## WHAT TO PRODUCE:
Every record should be written out exactly, please.

——

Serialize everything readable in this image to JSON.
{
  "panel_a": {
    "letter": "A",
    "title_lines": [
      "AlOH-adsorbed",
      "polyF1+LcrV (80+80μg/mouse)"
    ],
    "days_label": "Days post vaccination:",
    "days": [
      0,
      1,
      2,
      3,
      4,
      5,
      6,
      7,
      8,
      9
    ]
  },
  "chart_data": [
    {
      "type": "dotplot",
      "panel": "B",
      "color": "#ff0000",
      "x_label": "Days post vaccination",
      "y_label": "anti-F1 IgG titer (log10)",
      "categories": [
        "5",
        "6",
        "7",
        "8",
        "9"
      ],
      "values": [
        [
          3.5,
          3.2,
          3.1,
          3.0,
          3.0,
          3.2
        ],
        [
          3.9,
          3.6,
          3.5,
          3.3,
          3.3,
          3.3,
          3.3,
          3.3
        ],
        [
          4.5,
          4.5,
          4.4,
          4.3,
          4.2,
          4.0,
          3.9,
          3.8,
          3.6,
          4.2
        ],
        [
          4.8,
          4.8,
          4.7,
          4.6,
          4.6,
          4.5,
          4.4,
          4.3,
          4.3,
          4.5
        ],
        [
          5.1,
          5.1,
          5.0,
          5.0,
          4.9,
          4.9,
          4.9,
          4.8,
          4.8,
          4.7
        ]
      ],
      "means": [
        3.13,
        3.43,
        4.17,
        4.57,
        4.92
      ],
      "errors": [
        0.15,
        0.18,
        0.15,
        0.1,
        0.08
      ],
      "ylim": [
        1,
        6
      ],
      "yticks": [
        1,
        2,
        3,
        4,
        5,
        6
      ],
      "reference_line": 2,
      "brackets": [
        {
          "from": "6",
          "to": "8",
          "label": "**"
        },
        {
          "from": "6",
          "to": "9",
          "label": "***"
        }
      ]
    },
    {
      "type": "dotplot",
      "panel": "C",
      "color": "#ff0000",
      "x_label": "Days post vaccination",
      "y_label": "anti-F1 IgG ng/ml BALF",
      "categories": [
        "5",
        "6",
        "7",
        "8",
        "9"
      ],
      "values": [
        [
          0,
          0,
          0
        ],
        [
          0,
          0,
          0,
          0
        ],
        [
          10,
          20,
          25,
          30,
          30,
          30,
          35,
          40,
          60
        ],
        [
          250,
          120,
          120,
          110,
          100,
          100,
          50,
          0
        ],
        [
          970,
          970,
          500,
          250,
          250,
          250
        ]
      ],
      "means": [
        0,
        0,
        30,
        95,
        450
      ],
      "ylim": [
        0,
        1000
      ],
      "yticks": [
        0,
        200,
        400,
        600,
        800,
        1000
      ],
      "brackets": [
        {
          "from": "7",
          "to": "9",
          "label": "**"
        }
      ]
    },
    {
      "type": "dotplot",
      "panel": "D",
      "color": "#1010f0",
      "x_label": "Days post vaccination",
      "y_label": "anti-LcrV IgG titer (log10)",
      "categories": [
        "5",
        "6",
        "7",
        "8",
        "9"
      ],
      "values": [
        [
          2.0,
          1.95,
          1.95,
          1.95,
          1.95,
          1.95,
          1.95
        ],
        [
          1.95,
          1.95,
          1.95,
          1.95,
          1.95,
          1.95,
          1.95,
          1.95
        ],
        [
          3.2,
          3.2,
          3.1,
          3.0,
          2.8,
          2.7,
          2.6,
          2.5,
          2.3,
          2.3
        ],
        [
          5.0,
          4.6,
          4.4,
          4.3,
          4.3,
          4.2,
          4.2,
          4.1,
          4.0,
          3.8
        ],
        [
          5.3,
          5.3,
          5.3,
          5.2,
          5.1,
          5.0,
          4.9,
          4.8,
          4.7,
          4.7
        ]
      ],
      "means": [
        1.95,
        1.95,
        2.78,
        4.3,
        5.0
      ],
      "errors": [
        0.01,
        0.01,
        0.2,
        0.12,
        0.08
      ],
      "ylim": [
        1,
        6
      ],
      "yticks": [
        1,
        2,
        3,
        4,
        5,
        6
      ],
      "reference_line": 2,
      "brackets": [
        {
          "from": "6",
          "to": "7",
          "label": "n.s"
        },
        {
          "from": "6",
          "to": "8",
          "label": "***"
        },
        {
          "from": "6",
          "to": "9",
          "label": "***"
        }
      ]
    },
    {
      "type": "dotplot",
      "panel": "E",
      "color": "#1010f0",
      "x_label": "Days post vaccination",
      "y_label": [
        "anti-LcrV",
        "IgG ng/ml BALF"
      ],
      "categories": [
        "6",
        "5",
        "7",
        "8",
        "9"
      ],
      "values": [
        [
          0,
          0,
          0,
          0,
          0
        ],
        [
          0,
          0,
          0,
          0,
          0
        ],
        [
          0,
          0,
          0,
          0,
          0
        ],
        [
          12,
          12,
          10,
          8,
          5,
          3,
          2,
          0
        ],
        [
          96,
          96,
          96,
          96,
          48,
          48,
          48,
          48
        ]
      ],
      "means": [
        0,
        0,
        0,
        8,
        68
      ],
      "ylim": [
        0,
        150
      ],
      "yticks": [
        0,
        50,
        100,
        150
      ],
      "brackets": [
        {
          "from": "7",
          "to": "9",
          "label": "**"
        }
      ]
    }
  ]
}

——

## FULL SOLUTION:
Serialize everything readable in this image to JSON.
{
  "panel_a": {
    "letter": "A",
    "title_lines": [
      "AlOH-adsorbed",
      "polyF1+LcrV (80+80μg/mouse)"
    ],
    "days_label": "Days post vaccination:",
    "days": [
      0,
      1,
      2,
      3,
      4,
      5,
      6,
      7,
      8,
      9
    ]
  },
  "chart_data": [
    {
      "type": "dotplot",
      "panel": "B",
      "color": "#ff0000",
      "x_label": "Days post vaccination",
      "y_label": "anti-F1 IgG titer (log10)",
      "categories": [
        "5",
        "6",
        "7",
        "8",
        "9"
      ],
      "values": [
        [
          3.5,
          3.2,
          3.1,
          3.0,
          3.0,
          3.2
        ],
        [
          3.9,
          3.6,
          3.5,
          3.3,
          3.3,
          3.3,
          3.3,
          3.3
        ],
        [
          4.5,
          4.5,
          4.4,
          4.3,
          4.2,
          4.0,
          3.9,
          3.8,
          3.6,
          4.2
        ],
        [
          4.8,
          4.8,
          4.7,
          4.6,
          4.6,
          4.5,
          4.4,
          4.3,
          4.3,
          4.5
        ],
        [
          5.1,
          5.1,
          5.0,
          5.0,
          4.9,
          4.9,
          4.9,
          4.8,
          4.8,
          4.7
        ]
      ],
      "means": [
        3.13,
        3.43,
        4.17,
        4.57,
        4.92
      ],
      "errors": [
        0.15,
        0.18,
        0.15,
        0.1,
        0.08
      ],
      "ylim": [
        1,
        6
      ],
      "yticks": [
        1,
        2,
        3,
        4,
        5,
        6
      ],
      "reference_line": 2,
      "brackets": [
        {
          "from": "6",
          "to": "8",
          "label": "**"
        },
        {
          "from": "6",
          "to": "9",
          "label": "***"
        }
      ]
    },
    {
      "type": "dotplot",
      "panel": "C",
      "color": "#ff0000",
      "x_label": "Days post vaccination",
      "y_label": "anti-F1 IgG ng/ml BALF",
      "categories": [
        "5",
        "6",
        "7",
        "8",
        "9"
      ],
      "values": [
        [
          0,
          0,
          0
        ],
        [
          0,
          0,
          0,
          0
        ],
        [
          10,
          20,
          25,
          30,
          30,
          30,
          35,
          40,
          60
        ],
        [
          250,
          120,
          120,
          110,
          100,
          100,
          50,
          0
        ],
        [
          970,
          970,
          500,
          250,
          250,
          250
        ]
      ],
      "means": [
        0,
        0,
        30,
        95,
        450
      ],
      "ylim": [
        0,
        1000
      ],
      "yticks": [
        0,
        200,
        400,
        600,
        800,
        1000
      ],
      "brackets": [
        {
          "from": "7",
          "to": "9",
          "label": "**"
        }
      ]
    },
    {
      "type": "dotplot",
      "panel": "D",
      "color": "#1010f0",
      "x_label": "Days post vaccination",
      "y_label": "anti-LcrV IgG titer (log10)",
      "categories": [
        "5",
        "6",
        "7",
        "8",
        "9"
      ],
      "values": [
        [
          2.0,
          1.95,
          1.95,
          1.95,
          1.95,
          1.95,
          1.95
        ],
        [
          1.95,
          1.95,
          1.95,
          1.95,
          1.95,
          1.95,
          1.95,
          1.95
        ],
        [
          3.2,
          3.2,
          3.1,
          3.0,
          2.8,
          2.7,
          2.6,
          2.5,
          2.3,
          2.3
        ],
        [
          5.0,
          4.6,
          4.4,
          4.3,
          4.3,
          4.2,
          4.2,
          4.1,
          4.0,
          3.8
        ],
        [
          5.3,
          5.3,
          5.3,
          5.2,
          5.1,
          5.0,
          4.9,
          4.8,
          4.7,
          4.7
        ]
      ],
      "means": [
        1.95,
        1.95,
        2.78,
        4.3,
        5.0
      ],
      "errors": [
        0.01,
        0.01,
        0.2,
        0.12,
        0.08
      ],
      "ylim": [
        1,
        6
      ],
      "yticks": [
        1,
        2,
        3,
        4,
        5,
        6
      ],
      "reference_line": 2,
      "brackets": [
        {
          "from": "6",
          "to": "7",
          "label": "n.s"
        },
        {
          "from": "6",
          "to": "8",
          "label": "***"
        },
        {
          "from": "6",
          "to": "9",
          "label": "***"
        }
      ]
    },
    {
      "type": "dotplot",
      "panel": "E",
      "color": "#1010f0",
      "x_label": "Days post vaccination",
      "y_label": [
        "anti-LcrV",
        "IgG ng/ml BALF"
      ],
      "categories": [
        "6",
        "5",
        "7",
        "8",
        "9"
      ],
      "values": [
        [
          0,
          0,
          0,
          0,
          0
        ],
        [
          0,
          0,
          0,
          0,
          0
        ],
        [
          0,
          0,
          0,
          0,
          0
        ],
        [
          12,
          12,
          10,
          8,
          5,
          3,
          2,
          0
        ],
        [
          96,
          96,
          96,
          96,
          48,
          48,
          48,
          48
        ]
      ],
      "means": [
        0,
        0,
        0,
        8,
        68
      ],
      "ylim": [
        0,
        150
      ],
      "yticks": [
        0,
        50,
        100,
        150
      ],
      "brackets": [
        {
          "from": "7",
          "to": "9",
          "label": "**"
        }
      ]
    }
  ]
}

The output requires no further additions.